• [HOW TO COMPLETE THIS TASK]:
The response should be an exact repetition of all the entries.

================================

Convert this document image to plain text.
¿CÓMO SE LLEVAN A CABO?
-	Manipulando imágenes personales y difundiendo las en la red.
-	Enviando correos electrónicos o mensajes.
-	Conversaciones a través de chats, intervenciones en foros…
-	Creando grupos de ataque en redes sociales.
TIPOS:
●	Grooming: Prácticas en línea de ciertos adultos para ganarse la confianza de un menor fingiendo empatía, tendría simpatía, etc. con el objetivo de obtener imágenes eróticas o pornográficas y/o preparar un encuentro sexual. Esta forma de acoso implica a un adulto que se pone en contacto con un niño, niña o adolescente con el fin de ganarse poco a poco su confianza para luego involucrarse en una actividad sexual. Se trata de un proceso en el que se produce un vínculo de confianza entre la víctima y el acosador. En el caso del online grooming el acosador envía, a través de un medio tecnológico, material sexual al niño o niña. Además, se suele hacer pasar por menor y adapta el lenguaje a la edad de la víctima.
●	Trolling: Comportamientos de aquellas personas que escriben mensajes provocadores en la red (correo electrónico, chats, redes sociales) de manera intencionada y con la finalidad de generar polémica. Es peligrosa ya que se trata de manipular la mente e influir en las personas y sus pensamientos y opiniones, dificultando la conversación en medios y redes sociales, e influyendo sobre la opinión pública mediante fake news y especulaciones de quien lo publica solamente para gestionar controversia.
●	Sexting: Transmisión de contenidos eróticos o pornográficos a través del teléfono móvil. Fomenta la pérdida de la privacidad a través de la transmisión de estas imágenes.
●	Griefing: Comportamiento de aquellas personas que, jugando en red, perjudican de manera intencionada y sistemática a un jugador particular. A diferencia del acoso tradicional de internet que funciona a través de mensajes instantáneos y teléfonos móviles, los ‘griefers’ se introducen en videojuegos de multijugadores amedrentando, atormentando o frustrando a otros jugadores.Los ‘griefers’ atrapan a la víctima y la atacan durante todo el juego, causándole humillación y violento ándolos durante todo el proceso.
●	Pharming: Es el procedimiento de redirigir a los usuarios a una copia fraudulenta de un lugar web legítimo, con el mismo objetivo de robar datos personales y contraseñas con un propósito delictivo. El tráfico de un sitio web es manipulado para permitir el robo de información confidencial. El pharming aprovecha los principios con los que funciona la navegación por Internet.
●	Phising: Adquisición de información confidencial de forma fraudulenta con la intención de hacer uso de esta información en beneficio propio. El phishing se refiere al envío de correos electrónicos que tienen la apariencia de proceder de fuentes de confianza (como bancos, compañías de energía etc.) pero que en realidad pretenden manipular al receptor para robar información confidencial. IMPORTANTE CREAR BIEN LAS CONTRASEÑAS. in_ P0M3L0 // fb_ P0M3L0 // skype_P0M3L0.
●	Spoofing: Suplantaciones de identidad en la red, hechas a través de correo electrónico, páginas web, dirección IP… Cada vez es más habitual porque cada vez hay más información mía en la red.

================================

• [ANSWER TO THIS TASK]:
Convert this document image to plain text.
¿CÓMO SE LLEVAN A CABO?
-	Manipulando imágenes personales y difundiendo las en la red.
-	Enviando correos electrónicos o mensajes.
-	Conversaciones a través de chats, intervenciones en foros…
-	Creando grupos de ataque en redes sociales.
TIPOS:
●	Grooming: Prácticas en línea de ciertos adultos para ganarse la confianza de un menor fingiendo empatía, tendría simpatía, etc. con el objetivo de obtener imágenes eróticas o pornográficas y/o preparar un encuentro sexual. Esta forma de acoso implica a un adulto que se pone en contacto con un niño, niña o adolescente con el fin de ganarse poco a poco su confianza para luego involucrarse en una actividad sexual. Se trata de un proceso en el que se produce un vínculo de confianza entre la víctima y el acosador. En el caso del online grooming el acosador envía, a través de un medio tecnológico, material sexual al niño o niña. Además, se suele hacer pasar por menor y adapta el lenguaje a la edad de la víctima.
●	Trolling: Comportamientos de aquellas personas que escriben mensajes provocadores en la red (correo electrónico, chats, redes sociales) de manera intencionada y con la finalidad de generar polémica. Es peligrosa ya que se trata de manipular la mente e influir en las personas y sus pensamientos y opiniones, dificultando la conversación en medios y redes sociales, e influyendo sobre la opinión pública mediante fake news y especulaciones de quien lo publica solamente para gestionar controversia.
●	Sexting: Transmisión de contenidos eróticos o pornográficos a través del teléfono móvil. Fomenta la pérdida de la privacidad a través de la transmisión de estas imágenes.
●	Griefing: Comportamiento de aquellas personas que, jugando en red, perjudican de manera intencionada y sistemática a un jugador particular. A diferencia del acoso tradicional de internet que funciona a través de mensajes instantáneos y teléfonos móviles, los ‘griefers’ se introducen en videojuegos de multijugadores amedrentando, atormentando o frustrando a otros jugadores.Los ‘griefers’ atrapan a la víctima y la atacan durante todo el juego, causándole humillación y violento ándolos durante todo el proceso.
●	Pharming: Es el procedimiento de redirigir a los usuarios a una copia fraudulenta de un lugar web legítimo, con el mismo objetivo de robar datos personales y contraseñas con un propósito delictivo. El tráfico de un sitio web es manipulado para permitir el robo de información confidencial. El pharming aprovecha los principios con los que funciona la navegación por Internet.
●	Phising: Adquisición de información confidencial de forma fraudulenta con la intención de hacer uso de esta información en beneficio propio. El phishing se refiere al envío de correos electrónicos que tienen la apariencia de proceder de fuentes de confianza (como bancos, compañías de energía etc.) pero que en realidad pretenden manipular al receptor para robar información confidencial. IMPORTANTE CREAR BIEN LAS CONTRASEÑAS. in_ P0M3L0 // fb_ P0M3L0 // skype_P0M3L0.
●	Spoofing: Suplantaciones de identidad en la red, hechas a través de correo electrónico, páginas web, dirección IP… Cada vez es más habitual porque cada vez hay más información mía en la red.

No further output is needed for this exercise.